>> Start Dataset extract

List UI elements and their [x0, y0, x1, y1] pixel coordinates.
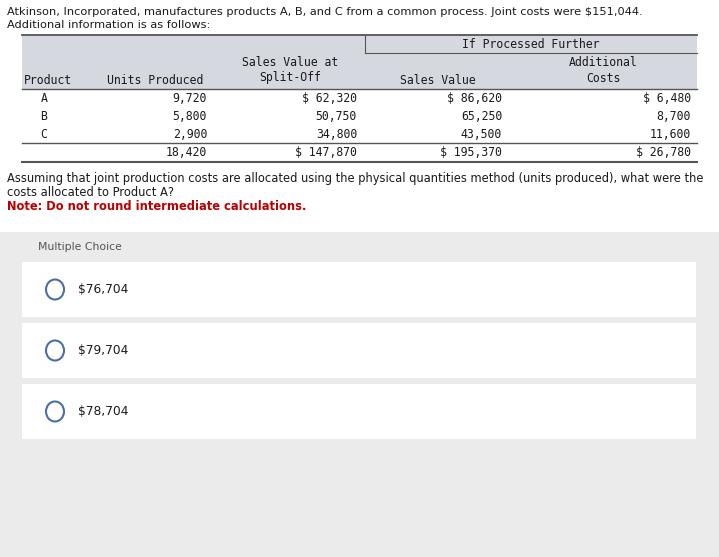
Text: $76,704: $76,704 [78, 283, 129, 296]
Text: If Processed Further: If Processed Further [462, 37, 600, 51]
Text: Additional
Costs: Additional Costs [569, 56, 638, 85]
Text: $ 147,870: $ 147,870 [295, 146, 357, 159]
Bar [22, 53, 697, 71]
Text: $ 62,320: $ 62,320 [302, 91, 357, 105]
Text: Units Produced: Units Produced [107, 74, 203, 86]
Text: 18,420: 18,420 [166, 146, 207, 159]
Text: Note: Do not round intermediate calculations.: Note: Do not round intermediate calculat… [7, 200, 306, 213]
Text: Atkinson, Incorporated, manufactures products A, B, and C from a common process.: Atkinson, Incorporated, manufactures pro… [7, 7, 643, 17]
Bar [22, 71, 697, 89]
Text: A: A [40, 91, 47, 105]
Bar [22, 384, 696, 439]
Text: $ 6,480: $ 6,480 [643, 91, 691, 105]
Text: $ 195,370: $ 195,370 [440, 146, 502, 159]
Text: 65,250: 65,250 [461, 110, 502, 123]
Text: 8,700: 8,700 [656, 110, 691, 123]
Bar [22, 35, 697, 53]
Text: $79,704: $79,704 [78, 344, 129, 357]
Bar [22, 125, 697, 143]
Text: 43,500: 43,500 [461, 128, 502, 140]
Text: Sales Value: Sales Value [400, 74, 475, 86]
Text: 2,900: 2,900 [173, 128, 207, 140]
Text: Sales Value at
Split-Off: Sales Value at Split-Off [242, 56, 338, 85]
Bar [22, 89, 697, 107]
Text: Multiple Choice: Multiple Choice [38, 242, 122, 252]
Text: 11,600: 11,600 [650, 128, 691, 140]
Text: 9,720: 9,720 [173, 91, 207, 105]
Text: Product: Product [24, 74, 72, 86]
Bar [22, 323, 696, 378]
Bar [22, 107, 697, 125]
Bar [22, 143, 697, 162]
Text: $ 26,780: $ 26,780 [636, 146, 691, 159]
Text: 34,800: 34,800 [316, 128, 357, 140]
Bar [22, 262, 696, 317]
Text: Assuming that joint production costs are allocated using the physical quantities: Assuming that joint production costs are… [7, 172, 703, 185]
Text: $ 86,620: $ 86,620 [447, 91, 502, 105]
Text: 5,800: 5,800 [173, 110, 207, 123]
Text: B: B [40, 110, 47, 123]
Text: costs allocated to Product A?: costs allocated to Product A? [7, 186, 174, 199]
Bar [0, 232, 719, 557]
Text: Additional information is as follows:: Additional information is as follows: [7, 20, 211, 30]
Text: C: C [40, 128, 47, 140]
Text: $78,704: $78,704 [78, 405, 129, 418]
Text: 50,750: 50,750 [316, 110, 357, 123]
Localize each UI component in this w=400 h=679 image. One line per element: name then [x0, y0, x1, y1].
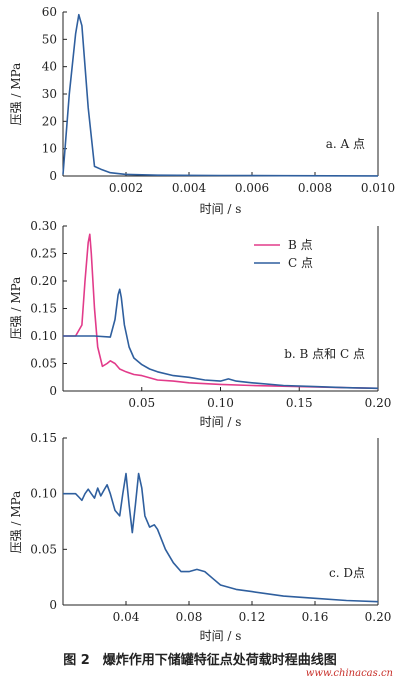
series-line-C点 [63, 288, 379, 390]
y-tick-label: 10 [42, 142, 57, 156]
y-tick-label: 0.15 [30, 302, 57, 316]
y-tick-label: 0.25 [30, 247, 57, 261]
watermark: www.chinacas.cn [306, 668, 393, 679]
x-tick-label: 0.16 [302, 610, 329, 624]
x-tick-label: 0.010 [361, 181, 395, 195]
x-tick-label: 0.004 [172, 181, 207, 195]
chart-panel-3: 0 0.05 0.10 0.15 0.04 0.08 0.12 0.16 0.20 时间 / s 压… [9, 431, 391, 643]
y-tick-label: 30 [42, 87, 57, 101]
panel-annotation: c. D点 [329, 566, 365, 580]
y-tick-label: 0.10 [30, 487, 57, 501]
y-axis-label: 压强 / MPa [9, 277, 23, 340]
legend-label: B 点 [288, 238, 313, 252]
x-tick-label: 0.08 [176, 610, 203, 624]
y-tick-label: 20 [42, 114, 57, 128]
chart-panel-1: 0 10 20 30 40 50 60 0.002 0.004 0.006 0.008 0.010 时间… [9, 5, 395, 216]
y-tick-label: 60 [42, 5, 57, 19]
y-tick-label: 0.15 [30, 431, 57, 445]
y-tick-label: 0.10 [30, 329, 57, 343]
chart-panel-2: 0 0.05 0.10 0.15 0.20 0.25 0.30 0.05 0.10 0.15 0.2… [9, 219, 391, 429]
x-tick-label: 0.20 [365, 396, 392, 410]
y-tick-label: 0.30 [30, 219, 57, 233]
legend-label: C 点 [288, 256, 313, 270]
x-axis-label: 时间 / s [200, 629, 242, 643]
x-axis-label: 时间 / s [200, 202, 242, 216]
y-axis-label: 压强 / MPa [9, 491, 23, 554]
y-tick-label: 50 [42, 32, 57, 46]
series-line-B点 [63, 233, 379, 390]
x-tick-label: 0.04 [113, 610, 140, 624]
y-tick-label: 40 [42, 60, 57, 74]
y-tick-label: 0.05 [30, 357, 57, 371]
y-tick-label: 0.20 [30, 274, 57, 288]
panel-annotation: a. A 点 [326, 137, 365, 151]
x-axis-label: 时间 / s [200, 415, 242, 429]
panel-annotation: b. B 点和 C 点 [284, 347, 365, 361]
series-line-3 [63, 472, 379, 603]
x-tick-label: 0.008 [298, 181, 332, 195]
series-line-1 [62, 13, 379, 177]
x-tick-label: 0.006 [235, 181, 269, 195]
x-tick-label: 0.05 [128, 396, 155, 410]
x-tick-label: 0.12 [239, 610, 266, 624]
x-tick-label: 0.10 [207, 396, 234, 410]
y-tick-label: 0 [49, 169, 57, 183]
x-tick-label: 0.20 [365, 610, 392, 624]
x-tick-label: 0.15 [286, 396, 313, 410]
figure-caption: 图 2 爆炸作用下储罐特征点处荷载时程曲线图 [63, 652, 337, 668]
y-tick-label: 0 [49, 598, 57, 612]
legend: B 点 C 点 [254, 238, 313, 270]
x-tick-label: 0.002 [109, 181, 143, 195]
y-tick-label: 0 [49, 384, 57, 398]
y-tick-label: 0.05 [30, 542, 57, 556]
y-axis-label: 压强 / MPa [9, 63, 23, 126]
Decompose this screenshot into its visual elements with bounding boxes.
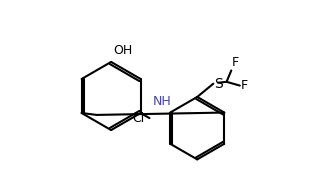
Text: F: F bbox=[241, 79, 248, 92]
Text: NH: NH bbox=[153, 95, 172, 108]
Text: S: S bbox=[214, 77, 223, 91]
Text: F: F bbox=[231, 55, 238, 69]
Text: OH: OH bbox=[113, 44, 132, 57]
Text: Cl: Cl bbox=[132, 112, 145, 125]
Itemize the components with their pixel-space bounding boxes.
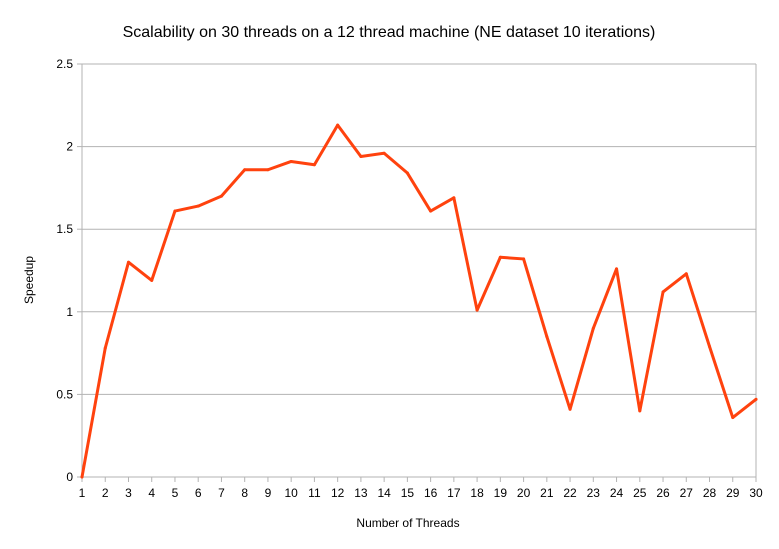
x-axis-title: Number of Threads bbox=[356, 516, 459, 530]
x-tick-label: 8 bbox=[241, 486, 248, 500]
grid-lines bbox=[82, 63, 756, 478]
axes bbox=[77, 63, 757, 482]
x-tick-label: 19 bbox=[494, 486, 508, 500]
x-tick-label: 16 bbox=[424, 486, 438, 500]
data-point bbox=[522, 257, 526, 261]
x-tick-label: 26 bbox=[656, 486, 670, 500]
data-point bbox=[708, 344, 712, 348]
x-tick-label: 15 bbox=[401, 486, 415, 500]
x-tick-label: 28 bbox=[703, 486, 717, 500]
y-tick-label: 2 bbox=[66, 140, 73, 154]
data-point bbox=[475, 308, 479, 312]
data-point bbox=[568, 407, 572, 411]
x-tick-labels: 1 2 3 4 5 6 7 8 9 10 11 12 13 14 15 16 17 18 19 20 21 22 23 24 2… bbox=[79, 486, 763, 500]
x-tick-label: 30 bbox=[749, 486, 763, 500]
x-tick-label: 5 bbox=[172, 486, 179, 500]
data-point bbox=[429, 209, 433, 213]
data-point bbox=[150, 278, 154, 282]
data-point bbox=[591, 326, 595, 330]
y-tick-label: 2.5 bbox=[56, 57, 73, 71]
data-point bbox=[382, 151, 386, 155]
data-point bbox=[498, 255, 502, 259]
x-tick-label: 23 bbox=[587, 486, 601, 500]
data-point bbox=[103, 346, 107, 350]
x-tick-label: 20 bbox=[517, 486, 531, 500]
x-tick-label: 14 bbox=[377, 486, 391, 500]
y-tick-label: 0.5 bbox=[56, 387, 73, 401]
data-point bbox=[126, 260, 130, 264]
x-tick-label: 29 bbox=[726, 486, 740, 500]
x-tick-label: 10 bbox=[284, 486, 298, 500]
data-point bbox=[731, 416, 735, 420]
x-tick-label: 13 bbox=[354, 486, 368, 500]
data-point bbox=[80, 475, 84, 479]
y-tick-label: 0 bbox=[66, 470, 73, 484]
data-point bbox=[615, 267, 619, 271]
data-point bbox=[289, 159, 293, 163]
x-tick-label: 2 bbox=[102, 486, 109, 500]
x-tick-label: 6 bbox=[195, 486, 202, 500]
data-point bbox=[545, 335, 549, 339]
y-tick-label: 1.5 bbox=[56, 222, 73, 236]
x-tick-label: 27 bbox=[680, 486, 694, 500]
series-layer bbox=[80, 123, 758, 479]
data-point bbox=[336, 123, 340, 127]
data-point bbox=[173, 209, 177, 213]
data-point bbox=[312, 163, 316, 167]
speedup-line bbox=[80, 123, 758, 479]
x-tick-label: 11 bbox=[308, 486, 321, 500]
data-point bbox=[196, 204, 200, 208]
x-tick-label: 22 bbox=[563, 486, 577, 500]
x-tick-label: 25 bbox=[633, 486, 647, 500]
x-tick-label: 12 bbox=[331, 486, 345, 500]
y-axis-title: Speedup bbox=[22, 256, 36, 304]
data-point bbox=[638, 409, 642, 413]
data-point bbox=[266, 168, 270, 172]
data-point bbox=[219, 194, 223, 198]
y-tick-labels: 0 0.5 1 1.5 2 2.5 bbox=[56, 57, 73, 484]
x-tick-label: 18 bbox=[470, 486, 484, 500]
x-tick-label: 21 bbox=[540, 486, 554, 500]
data-point bbox=[359, 155, 363, 159]
x-tick-label: 3 bbox=[125, 486, 132, 500]
data-point bbox=[684, 272, 688, 276]
data-point bbox=[754, 397, 758, 401]
y-tick-label: 1 bbox=[66, 305, 73, 319]
x-tick-label: 9 bbox=[265, 486, 272, 500]
x-tick-label: 4 bbox=[148, 486, 155, 500]
x-tick-label: 17 bbox=[447, 486, 461, 500]
x-tick-label: 7 bbox=[218, 486, 225, 500]
data-point bbox=[452, 196, 456, 200]
chart-title: Scalability on 30 threads on a 12 thread… bbox=[123, 24, 656, 41]
x-tick-label: 1 bbox=[79, 486, 86, 500]
data-point bbox=[661, 290, 665, 294]
data-point bbox=[405, 171, 409, 175]
data-point bbox=[243, 168, 247, 172]
x-tick-label: 24 bbox=[610, 486, 624, 500]
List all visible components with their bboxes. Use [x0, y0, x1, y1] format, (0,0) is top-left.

>> End Dataset extract

Reproduce verbatim the lines in the items above, from the line containing "Text: $76,704: $76,704 [78, 283, 129, 296]" to the line containing "Split-Off: Sales Value", including both of those lines.

Text: $76,704: $76,704 [78, 283, 129, 296]
Text: If Processed Further: If Processed Further [462, 37, 600, 51]
Text: Additional
Costs: Additional Costs [569, 56, 638, 85]
Text: $ 147,870: $ 147,870 [295, 146, 357, 159]
Bar [22, 53, 697, 71]
Text: $ 62,320: $ 62,320 [302, 91, 357, 105]
Text: Units Produced: Units Produced [107, 74, 203, 86]
Text: 18,420: 18,420 [166, 146, 207, 159]
Text: Note: Do not round intermediate calculations.: Note: Do not round intermediate calculat… [7, 200, 306, 213]
Text: Atkinson, Incorporated, manufactures products A, B, and C from a common process.: Atkinson, Incorporated, manufactures pro… [7, 7, 643, 17]
Bar [22, 71, 697, 89]
Text: A: A [40, 91, 47, 105]
Bar [22, 384, 696, 439]
Text: $ 6,480: $ 6,480 [643, 91, 691, 105]
Text: $ 195,370: $ 195,370 [440, 146, 502, 159]
Text: 65,250: 65,250 [461, 110, 502, 123]
Text: 8,700: 8,700 [656, 110, 691, 123]
Bar [22, 35, 697, 53]
Text: $79,704: $79,704 [78, 344, 129, 357]
Bar [22, 125, 697, 143]
Text: 43,500: 43,500 [461, 128, 502, 140]
Text: Sales Value: Sales Value [400, 74, 475, 86]
Text: 2,900: 2,900 [173, 128, 207, 140]
Text: Sales Value at
Split-Off: Sales Value at Split-Off [242, 56, 338, 85]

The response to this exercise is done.